» REQUIREMENT:
Rewrite the items from the start through the line that contains "definition-paragraph xyxy=(73,169,527,182)", swapping "component" for "element" and leaving everything else as it is.

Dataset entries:
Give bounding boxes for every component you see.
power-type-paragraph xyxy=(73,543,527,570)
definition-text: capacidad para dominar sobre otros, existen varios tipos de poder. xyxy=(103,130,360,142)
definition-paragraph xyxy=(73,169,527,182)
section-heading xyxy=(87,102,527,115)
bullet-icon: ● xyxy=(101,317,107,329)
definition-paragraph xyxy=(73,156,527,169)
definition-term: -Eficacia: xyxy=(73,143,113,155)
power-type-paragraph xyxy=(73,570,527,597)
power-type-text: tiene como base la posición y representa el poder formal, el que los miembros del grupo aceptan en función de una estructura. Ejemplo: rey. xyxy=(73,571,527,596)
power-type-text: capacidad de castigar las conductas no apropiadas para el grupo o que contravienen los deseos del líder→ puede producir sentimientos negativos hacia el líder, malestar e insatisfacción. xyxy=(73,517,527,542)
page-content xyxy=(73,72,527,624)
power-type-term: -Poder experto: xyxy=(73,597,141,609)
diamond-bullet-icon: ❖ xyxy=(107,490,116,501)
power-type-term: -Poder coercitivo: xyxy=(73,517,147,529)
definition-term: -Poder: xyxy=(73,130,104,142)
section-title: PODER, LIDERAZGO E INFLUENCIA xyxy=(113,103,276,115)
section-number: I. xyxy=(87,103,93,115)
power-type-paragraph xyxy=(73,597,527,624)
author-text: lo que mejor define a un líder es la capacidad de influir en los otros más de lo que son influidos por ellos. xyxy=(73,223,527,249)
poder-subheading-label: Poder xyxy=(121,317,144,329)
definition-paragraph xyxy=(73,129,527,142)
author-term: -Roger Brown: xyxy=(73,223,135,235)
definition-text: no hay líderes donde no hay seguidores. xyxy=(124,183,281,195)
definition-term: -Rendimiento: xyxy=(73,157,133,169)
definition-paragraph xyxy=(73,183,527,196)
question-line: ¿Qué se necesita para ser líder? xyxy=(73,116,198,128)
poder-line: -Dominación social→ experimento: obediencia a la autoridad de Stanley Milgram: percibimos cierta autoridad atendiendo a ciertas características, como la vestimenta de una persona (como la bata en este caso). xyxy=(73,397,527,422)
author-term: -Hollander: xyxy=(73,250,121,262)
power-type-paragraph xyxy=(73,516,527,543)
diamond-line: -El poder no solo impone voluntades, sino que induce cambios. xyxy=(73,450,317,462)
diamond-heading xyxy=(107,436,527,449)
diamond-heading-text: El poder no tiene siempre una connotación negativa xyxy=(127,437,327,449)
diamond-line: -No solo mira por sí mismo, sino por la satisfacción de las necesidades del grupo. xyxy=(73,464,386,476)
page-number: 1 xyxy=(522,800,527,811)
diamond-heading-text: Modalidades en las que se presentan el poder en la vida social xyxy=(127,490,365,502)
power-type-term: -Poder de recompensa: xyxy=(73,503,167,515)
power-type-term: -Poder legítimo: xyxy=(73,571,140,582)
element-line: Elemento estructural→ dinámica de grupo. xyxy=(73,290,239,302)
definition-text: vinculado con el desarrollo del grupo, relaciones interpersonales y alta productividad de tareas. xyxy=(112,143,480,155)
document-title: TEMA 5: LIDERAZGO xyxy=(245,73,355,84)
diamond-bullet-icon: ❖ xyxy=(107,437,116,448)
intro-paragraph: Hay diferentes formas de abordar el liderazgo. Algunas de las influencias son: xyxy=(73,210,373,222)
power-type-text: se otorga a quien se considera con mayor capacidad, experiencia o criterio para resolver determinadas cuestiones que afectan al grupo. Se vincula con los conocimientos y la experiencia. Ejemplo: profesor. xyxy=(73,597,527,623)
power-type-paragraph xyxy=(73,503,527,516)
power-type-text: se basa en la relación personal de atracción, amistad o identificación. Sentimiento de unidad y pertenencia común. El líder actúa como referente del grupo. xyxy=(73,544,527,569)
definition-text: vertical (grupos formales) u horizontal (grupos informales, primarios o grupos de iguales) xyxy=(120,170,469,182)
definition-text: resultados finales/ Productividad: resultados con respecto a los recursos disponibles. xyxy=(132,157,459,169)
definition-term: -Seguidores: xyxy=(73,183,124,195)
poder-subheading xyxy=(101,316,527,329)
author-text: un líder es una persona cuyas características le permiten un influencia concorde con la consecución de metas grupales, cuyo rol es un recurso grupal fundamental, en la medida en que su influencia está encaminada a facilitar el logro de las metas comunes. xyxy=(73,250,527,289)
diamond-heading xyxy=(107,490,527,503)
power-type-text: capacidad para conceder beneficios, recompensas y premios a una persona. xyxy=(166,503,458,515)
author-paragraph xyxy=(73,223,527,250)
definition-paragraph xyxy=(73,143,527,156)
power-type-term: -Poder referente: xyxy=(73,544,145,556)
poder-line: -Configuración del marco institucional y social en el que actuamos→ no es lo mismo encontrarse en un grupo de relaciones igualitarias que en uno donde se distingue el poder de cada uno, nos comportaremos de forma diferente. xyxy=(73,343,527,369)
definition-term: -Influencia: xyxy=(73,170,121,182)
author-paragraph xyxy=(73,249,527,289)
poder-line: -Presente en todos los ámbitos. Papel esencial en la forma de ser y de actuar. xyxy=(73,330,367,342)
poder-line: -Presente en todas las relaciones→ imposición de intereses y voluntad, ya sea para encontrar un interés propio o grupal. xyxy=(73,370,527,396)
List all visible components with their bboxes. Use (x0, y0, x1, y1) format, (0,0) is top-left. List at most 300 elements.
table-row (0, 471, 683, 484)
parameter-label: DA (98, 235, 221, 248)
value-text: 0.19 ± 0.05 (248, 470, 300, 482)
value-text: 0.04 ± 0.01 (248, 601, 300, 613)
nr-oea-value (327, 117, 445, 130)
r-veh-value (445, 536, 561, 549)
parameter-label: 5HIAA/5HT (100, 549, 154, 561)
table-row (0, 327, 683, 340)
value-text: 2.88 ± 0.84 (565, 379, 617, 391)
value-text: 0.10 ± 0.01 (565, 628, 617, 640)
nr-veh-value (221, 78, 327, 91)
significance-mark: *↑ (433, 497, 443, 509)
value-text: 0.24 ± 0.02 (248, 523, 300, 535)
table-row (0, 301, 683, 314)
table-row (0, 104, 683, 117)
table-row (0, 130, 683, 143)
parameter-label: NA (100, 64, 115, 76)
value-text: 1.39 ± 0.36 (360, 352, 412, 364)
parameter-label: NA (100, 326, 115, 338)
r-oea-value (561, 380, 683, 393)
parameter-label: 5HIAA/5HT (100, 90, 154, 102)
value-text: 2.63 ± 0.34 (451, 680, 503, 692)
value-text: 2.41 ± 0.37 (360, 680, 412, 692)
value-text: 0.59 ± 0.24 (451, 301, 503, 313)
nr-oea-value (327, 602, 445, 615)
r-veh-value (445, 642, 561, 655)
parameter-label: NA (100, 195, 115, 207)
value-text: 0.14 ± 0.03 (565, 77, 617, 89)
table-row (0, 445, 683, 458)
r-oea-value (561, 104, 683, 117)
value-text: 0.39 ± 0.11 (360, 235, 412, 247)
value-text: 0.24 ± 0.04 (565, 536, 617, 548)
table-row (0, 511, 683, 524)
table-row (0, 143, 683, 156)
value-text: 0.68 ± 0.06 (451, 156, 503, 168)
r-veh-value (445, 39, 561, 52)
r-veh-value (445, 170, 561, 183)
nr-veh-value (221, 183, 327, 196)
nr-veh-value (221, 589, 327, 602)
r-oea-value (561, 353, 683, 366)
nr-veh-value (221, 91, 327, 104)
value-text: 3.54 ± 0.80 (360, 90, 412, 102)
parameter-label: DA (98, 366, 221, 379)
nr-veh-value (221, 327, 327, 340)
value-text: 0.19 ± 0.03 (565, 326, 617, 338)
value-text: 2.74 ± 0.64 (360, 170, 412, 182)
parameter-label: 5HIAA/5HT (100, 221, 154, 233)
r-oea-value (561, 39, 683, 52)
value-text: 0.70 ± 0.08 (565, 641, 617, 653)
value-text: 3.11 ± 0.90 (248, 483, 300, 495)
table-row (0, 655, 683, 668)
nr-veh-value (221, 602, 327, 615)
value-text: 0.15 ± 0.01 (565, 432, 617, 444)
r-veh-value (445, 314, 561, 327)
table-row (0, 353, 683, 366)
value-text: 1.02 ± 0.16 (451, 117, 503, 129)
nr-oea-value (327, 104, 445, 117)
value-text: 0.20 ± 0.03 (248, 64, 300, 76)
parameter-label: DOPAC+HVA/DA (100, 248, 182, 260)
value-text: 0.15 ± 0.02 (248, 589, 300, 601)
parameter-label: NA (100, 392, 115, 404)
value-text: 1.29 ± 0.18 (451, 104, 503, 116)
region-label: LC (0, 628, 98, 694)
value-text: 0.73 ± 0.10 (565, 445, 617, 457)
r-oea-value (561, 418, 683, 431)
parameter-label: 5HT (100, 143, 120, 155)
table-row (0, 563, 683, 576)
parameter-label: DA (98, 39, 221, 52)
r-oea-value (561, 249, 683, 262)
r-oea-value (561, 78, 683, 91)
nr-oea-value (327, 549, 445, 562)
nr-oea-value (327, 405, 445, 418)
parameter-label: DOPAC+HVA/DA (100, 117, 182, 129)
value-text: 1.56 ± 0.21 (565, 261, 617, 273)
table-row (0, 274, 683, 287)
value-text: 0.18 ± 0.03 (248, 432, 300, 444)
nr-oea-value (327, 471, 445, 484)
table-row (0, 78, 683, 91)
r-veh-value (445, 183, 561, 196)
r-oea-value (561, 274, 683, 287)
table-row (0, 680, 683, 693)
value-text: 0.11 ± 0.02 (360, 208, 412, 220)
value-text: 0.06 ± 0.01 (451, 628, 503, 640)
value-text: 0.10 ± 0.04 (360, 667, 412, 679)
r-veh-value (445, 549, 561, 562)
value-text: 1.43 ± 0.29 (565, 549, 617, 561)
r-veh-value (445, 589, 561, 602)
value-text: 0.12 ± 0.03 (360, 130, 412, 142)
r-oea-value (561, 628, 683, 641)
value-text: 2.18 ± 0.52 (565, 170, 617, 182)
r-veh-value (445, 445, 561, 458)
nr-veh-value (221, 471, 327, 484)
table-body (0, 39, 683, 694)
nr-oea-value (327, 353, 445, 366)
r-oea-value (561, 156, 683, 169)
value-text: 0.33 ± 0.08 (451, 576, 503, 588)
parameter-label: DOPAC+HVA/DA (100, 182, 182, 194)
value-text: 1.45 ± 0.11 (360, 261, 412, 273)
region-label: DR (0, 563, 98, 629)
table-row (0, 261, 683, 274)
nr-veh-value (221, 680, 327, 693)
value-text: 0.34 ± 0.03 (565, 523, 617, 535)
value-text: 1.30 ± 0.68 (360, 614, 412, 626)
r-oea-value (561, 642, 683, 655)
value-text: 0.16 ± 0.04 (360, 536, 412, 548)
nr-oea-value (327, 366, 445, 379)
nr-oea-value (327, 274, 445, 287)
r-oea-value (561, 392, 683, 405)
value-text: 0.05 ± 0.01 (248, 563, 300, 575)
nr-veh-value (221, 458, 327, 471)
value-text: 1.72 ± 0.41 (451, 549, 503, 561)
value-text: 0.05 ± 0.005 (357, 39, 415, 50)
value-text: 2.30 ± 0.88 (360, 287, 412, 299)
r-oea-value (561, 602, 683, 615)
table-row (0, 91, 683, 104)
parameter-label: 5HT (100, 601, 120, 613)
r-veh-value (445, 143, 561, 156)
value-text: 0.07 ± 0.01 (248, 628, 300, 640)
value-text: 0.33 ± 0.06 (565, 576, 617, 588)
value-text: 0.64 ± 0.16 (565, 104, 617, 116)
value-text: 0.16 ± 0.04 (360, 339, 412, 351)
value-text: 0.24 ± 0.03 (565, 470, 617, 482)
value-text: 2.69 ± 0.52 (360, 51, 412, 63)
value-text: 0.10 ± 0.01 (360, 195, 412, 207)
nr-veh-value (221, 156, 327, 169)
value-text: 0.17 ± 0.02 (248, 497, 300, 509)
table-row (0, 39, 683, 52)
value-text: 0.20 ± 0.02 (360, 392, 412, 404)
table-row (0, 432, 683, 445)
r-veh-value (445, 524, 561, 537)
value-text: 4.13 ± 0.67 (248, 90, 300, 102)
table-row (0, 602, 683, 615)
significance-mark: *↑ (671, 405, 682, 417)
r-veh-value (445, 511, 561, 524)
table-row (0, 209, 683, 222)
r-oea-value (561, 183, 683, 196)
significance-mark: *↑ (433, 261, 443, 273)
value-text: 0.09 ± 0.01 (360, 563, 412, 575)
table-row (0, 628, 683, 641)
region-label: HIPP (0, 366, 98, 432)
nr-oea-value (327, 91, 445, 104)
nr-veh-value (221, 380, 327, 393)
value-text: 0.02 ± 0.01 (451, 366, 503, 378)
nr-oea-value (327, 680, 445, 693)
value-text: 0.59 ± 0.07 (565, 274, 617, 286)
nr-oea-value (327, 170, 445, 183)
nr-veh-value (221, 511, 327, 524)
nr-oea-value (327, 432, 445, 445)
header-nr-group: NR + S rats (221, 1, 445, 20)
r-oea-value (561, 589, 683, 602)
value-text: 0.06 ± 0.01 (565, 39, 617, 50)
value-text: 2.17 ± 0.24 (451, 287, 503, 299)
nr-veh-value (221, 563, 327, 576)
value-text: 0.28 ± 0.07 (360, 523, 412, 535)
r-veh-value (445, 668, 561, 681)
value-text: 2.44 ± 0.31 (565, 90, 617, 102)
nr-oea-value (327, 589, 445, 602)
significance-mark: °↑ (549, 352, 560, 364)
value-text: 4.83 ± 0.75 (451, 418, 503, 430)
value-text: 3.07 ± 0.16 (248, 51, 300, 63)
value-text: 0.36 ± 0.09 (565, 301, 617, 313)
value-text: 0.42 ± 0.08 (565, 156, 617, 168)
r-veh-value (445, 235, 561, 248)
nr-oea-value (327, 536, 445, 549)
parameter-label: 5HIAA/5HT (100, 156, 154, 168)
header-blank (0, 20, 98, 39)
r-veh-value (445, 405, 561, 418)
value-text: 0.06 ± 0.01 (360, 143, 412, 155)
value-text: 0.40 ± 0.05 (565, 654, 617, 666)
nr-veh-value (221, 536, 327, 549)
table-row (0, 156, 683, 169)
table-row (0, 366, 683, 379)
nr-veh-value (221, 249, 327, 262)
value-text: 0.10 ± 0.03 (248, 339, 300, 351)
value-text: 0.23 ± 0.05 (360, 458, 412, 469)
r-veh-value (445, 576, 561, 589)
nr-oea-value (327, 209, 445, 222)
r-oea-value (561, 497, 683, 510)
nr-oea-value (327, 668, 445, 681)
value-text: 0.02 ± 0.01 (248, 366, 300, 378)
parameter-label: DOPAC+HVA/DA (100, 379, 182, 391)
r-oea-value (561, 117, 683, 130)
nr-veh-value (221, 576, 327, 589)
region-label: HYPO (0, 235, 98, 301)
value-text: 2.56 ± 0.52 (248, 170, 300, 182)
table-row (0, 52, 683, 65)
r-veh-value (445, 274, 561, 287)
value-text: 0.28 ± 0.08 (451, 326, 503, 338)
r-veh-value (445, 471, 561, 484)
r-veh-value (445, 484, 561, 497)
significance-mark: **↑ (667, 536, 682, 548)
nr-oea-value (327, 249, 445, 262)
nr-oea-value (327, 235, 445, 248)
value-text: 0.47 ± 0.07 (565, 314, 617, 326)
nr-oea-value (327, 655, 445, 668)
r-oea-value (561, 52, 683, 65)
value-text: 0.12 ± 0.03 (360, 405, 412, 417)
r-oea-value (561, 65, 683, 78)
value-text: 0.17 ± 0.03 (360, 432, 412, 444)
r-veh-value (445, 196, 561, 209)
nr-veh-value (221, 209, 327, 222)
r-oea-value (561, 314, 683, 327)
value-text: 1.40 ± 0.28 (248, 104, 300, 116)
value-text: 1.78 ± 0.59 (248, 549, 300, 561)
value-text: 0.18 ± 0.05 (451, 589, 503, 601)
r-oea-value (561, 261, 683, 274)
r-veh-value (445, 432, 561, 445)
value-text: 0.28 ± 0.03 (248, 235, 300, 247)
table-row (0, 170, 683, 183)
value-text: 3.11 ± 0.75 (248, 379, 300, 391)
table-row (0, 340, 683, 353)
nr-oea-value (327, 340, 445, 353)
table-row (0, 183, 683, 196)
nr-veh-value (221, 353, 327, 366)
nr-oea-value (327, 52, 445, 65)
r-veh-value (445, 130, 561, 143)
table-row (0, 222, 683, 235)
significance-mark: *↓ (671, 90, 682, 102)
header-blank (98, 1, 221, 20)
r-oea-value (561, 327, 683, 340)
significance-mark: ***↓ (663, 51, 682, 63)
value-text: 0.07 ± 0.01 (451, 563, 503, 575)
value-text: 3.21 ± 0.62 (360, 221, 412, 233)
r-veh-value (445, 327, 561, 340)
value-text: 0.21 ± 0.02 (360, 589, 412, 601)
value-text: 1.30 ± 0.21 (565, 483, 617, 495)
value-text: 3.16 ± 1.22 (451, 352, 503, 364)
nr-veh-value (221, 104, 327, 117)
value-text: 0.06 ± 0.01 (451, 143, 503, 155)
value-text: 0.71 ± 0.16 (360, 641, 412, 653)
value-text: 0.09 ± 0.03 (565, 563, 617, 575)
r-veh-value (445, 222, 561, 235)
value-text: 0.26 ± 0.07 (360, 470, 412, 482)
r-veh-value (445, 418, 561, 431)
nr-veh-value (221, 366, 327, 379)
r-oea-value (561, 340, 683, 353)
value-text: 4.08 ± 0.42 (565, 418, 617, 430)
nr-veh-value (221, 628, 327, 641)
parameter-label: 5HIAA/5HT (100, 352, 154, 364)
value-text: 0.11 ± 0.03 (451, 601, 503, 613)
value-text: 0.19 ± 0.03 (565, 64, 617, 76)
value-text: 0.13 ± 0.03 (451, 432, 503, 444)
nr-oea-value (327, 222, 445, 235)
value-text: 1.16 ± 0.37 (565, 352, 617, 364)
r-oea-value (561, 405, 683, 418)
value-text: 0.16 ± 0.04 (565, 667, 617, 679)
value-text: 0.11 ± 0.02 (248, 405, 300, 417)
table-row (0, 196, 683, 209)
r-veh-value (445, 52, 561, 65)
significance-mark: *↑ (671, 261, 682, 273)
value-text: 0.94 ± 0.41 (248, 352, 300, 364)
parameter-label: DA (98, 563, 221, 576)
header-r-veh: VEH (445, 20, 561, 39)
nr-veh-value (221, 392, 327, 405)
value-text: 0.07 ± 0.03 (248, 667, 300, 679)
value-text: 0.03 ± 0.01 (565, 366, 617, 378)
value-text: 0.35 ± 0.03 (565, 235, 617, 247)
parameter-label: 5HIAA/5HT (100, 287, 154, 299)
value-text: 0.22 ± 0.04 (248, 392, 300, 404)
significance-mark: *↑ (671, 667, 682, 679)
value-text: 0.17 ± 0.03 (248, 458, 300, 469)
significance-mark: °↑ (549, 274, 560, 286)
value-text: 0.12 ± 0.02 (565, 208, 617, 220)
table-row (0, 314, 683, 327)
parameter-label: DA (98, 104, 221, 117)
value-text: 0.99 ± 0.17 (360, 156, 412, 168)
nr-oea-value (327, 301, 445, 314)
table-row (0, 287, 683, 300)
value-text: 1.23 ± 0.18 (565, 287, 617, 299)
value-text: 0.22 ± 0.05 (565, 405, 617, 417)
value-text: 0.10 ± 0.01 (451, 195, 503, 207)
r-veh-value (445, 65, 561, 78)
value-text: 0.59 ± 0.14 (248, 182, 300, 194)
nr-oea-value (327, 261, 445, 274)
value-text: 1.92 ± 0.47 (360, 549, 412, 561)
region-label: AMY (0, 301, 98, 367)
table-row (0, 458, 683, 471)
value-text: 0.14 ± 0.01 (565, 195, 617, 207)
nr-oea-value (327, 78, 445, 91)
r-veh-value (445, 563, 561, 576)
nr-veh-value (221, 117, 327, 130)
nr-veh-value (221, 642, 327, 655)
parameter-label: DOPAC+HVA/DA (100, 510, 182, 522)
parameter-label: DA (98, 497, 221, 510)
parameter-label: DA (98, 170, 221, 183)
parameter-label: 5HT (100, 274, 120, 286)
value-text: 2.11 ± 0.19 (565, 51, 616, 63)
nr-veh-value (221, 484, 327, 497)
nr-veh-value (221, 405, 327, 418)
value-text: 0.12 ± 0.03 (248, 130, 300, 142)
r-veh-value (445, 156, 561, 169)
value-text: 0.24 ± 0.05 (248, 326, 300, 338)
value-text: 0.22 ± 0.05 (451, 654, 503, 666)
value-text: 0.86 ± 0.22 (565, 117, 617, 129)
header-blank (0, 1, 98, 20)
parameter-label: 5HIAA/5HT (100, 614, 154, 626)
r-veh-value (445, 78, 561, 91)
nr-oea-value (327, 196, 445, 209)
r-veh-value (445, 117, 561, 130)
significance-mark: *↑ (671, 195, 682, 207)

» RESULT FOR THIS EXERCISE:
Give bounding boxes for every element you see.
power-type-paragraph xyxy=(73,543,527,570)
definition-text: capacidad para dominar sobre otros, existen varios tipos de poder. xyxy=(103,130,360,142)
definition-paragraph xyxy=(73,169,527,182)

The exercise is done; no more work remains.